====== DATA LINES ======
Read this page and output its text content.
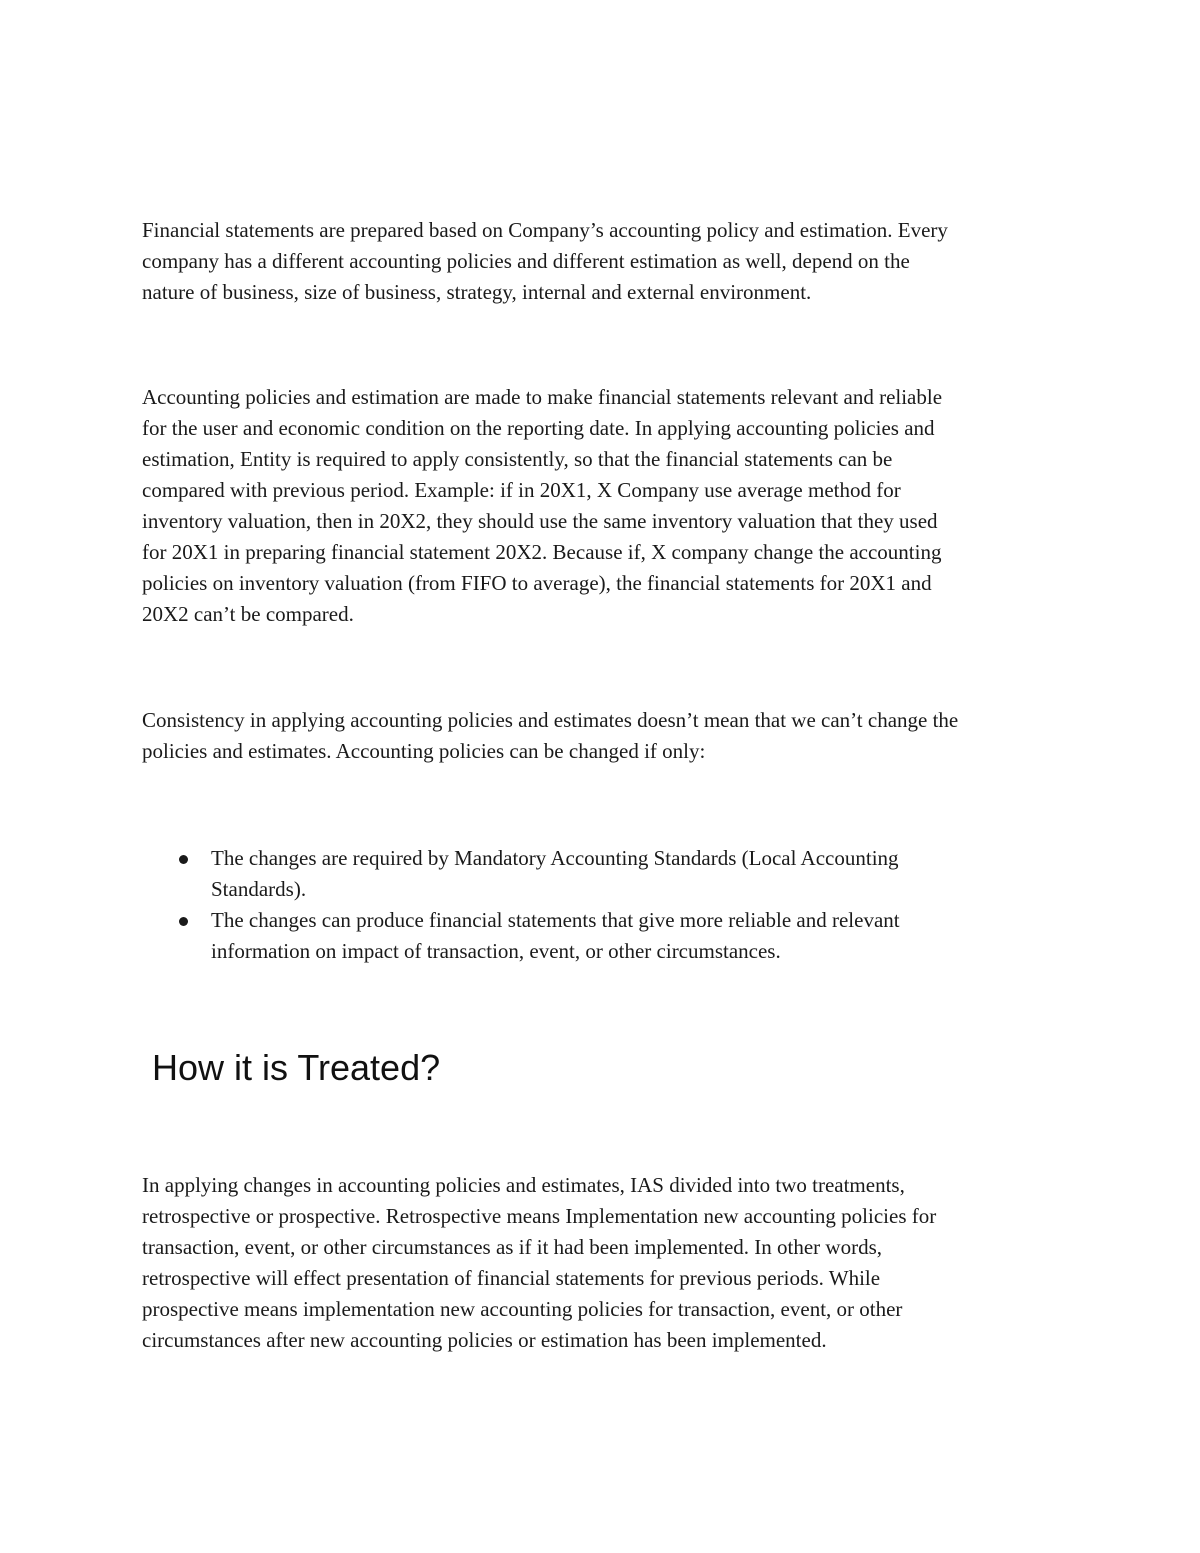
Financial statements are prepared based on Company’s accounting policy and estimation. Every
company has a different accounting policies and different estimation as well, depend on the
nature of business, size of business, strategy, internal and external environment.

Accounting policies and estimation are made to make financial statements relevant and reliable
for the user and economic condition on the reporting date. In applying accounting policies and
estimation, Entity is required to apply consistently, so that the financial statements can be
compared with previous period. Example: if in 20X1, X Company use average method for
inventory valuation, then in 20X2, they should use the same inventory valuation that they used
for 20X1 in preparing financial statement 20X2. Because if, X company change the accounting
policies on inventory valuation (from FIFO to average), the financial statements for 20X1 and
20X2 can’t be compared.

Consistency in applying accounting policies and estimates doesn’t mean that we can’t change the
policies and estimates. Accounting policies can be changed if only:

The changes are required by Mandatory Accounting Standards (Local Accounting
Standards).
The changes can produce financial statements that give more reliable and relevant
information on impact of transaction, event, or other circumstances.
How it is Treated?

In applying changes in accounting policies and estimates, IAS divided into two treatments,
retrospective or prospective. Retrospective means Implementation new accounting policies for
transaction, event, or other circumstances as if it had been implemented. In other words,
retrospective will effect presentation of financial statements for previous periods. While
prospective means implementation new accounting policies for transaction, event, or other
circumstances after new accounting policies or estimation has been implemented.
======
EXERCISE OBJECTIVE:
Copy every record above exactly as written, but leave out the pictures.

RESPONSE TO THIS EXERCISE:
Read this page and output its text content.
Financial statements are prepared based on Company’s accounting policy and estimation. Every
company has a different accounting policies and different estimation as well, depend on the
nature of business, size of business, strategy, internal and external environment.

Accounting policies and estimation are made to make financial statements relevant and reliable
for the user and economic condition on the reporting date. In applying accounting policies and
estimation, Entity is required to apply consistently, so that the financial statements can be
compared with previous period. Example: if in 20X1, X Company use average method for
inventory valuation, then in 20X2, they should use the same inventory valuation that they used
for 20X1 in preparing financial statement 20X2. Because if, X company change the accounting
policies on inventory valuation (from FIFO to average), the financial statements for 20X1 and
20X2 can’t be compared.

Consistency in applying accounting policies and estimates doesn’t mean that we can’t change the
policies and estimates. Accounting policies can be changed if only:

The changes are required by Mandatory Accounting Standards (Local Accounting
Standards).
The changes can produce financial statements that give more reliable and relevant
information on impact of transaction, event, or other circumstances.
How it is Treated?

In applying changes in accounting policies and estimates, IAS divided into two treatments,
retrospective or prospective. Retrospective means Implementation new accounting policies for
transaction, event, or other circumstances as if it had been implemented. In other words,
retrospective will effect presentation of financial statements for previous periods. While
prospective means implementation new accounting policies for transaction, event, or other
circumstances after new accounting policies or estimation has been implemented.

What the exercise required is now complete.